YOUR TASK: How many of the lines below contain "name"? Answer with that number alone.

TASK DATA:
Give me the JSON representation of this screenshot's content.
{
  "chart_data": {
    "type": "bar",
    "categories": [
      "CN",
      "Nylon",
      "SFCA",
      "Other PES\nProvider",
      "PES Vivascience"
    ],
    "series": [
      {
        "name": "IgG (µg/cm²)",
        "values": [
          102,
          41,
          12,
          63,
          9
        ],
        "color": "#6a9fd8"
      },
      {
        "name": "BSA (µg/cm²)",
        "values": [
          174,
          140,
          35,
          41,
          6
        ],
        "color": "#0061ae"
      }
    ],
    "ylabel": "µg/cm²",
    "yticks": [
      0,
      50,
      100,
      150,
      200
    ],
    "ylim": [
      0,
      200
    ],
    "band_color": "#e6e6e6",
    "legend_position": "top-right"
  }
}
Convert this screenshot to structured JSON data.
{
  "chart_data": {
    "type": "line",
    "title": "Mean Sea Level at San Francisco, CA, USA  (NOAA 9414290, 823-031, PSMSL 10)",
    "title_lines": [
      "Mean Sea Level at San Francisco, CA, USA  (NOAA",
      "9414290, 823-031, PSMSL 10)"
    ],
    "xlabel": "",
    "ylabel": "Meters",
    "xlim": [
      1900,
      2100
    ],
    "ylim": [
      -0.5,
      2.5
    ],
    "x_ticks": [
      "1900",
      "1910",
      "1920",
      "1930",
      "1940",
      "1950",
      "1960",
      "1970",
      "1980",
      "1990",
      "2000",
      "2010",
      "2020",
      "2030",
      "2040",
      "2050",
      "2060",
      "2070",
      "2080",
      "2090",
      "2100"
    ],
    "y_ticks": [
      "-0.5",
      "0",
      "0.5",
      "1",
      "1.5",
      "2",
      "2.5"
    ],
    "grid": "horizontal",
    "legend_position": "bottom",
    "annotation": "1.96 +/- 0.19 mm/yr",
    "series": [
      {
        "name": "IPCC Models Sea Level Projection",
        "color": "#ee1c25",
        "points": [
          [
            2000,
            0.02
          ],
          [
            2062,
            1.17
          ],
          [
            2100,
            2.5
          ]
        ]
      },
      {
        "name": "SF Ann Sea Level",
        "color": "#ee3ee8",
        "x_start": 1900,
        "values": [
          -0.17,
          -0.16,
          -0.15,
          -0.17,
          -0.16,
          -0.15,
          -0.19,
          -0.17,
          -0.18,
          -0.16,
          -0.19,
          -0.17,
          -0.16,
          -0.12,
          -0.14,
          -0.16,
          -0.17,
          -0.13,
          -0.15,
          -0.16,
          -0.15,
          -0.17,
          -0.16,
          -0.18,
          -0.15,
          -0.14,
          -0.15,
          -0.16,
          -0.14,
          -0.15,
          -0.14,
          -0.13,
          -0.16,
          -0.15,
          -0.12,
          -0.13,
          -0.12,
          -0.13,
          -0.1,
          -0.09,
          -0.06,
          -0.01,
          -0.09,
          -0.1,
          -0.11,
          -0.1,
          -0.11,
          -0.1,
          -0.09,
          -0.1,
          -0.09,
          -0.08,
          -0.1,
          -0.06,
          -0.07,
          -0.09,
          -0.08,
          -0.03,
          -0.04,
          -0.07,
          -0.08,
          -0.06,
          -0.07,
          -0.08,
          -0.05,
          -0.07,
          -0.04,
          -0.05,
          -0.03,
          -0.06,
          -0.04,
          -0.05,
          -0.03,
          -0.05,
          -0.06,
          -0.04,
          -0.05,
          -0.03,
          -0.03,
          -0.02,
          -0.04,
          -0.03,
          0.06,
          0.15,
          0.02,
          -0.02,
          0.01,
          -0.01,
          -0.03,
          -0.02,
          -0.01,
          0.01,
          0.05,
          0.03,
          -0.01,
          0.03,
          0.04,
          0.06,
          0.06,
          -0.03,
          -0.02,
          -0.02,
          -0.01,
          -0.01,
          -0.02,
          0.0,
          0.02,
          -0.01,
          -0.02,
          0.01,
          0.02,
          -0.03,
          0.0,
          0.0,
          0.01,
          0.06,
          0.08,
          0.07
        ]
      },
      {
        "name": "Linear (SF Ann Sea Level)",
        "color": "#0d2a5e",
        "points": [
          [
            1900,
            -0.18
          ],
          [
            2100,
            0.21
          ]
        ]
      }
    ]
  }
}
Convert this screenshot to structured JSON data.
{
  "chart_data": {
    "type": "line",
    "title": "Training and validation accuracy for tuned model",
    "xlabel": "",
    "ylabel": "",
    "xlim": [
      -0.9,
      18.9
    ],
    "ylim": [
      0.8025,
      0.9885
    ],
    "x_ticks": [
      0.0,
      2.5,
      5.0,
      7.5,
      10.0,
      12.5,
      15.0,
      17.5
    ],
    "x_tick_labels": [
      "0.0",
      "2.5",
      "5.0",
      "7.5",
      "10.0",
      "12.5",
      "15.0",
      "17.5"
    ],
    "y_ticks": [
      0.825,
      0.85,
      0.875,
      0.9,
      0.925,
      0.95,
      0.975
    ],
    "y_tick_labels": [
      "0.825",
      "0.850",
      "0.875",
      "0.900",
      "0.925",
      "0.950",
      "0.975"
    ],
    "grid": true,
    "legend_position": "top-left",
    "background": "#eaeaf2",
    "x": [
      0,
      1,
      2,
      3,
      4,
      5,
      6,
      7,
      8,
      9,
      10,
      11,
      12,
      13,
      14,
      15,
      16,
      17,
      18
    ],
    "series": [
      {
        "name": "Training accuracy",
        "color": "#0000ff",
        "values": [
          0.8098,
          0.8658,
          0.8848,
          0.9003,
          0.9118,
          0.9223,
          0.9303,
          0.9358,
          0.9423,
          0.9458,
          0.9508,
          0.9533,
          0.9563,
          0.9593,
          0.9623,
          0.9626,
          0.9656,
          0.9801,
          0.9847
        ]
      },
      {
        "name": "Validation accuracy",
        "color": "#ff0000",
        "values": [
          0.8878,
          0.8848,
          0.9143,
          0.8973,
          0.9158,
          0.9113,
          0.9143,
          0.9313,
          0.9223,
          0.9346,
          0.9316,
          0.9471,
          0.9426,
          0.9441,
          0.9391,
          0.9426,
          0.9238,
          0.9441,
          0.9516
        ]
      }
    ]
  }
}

THE COMPLETED TASK: 7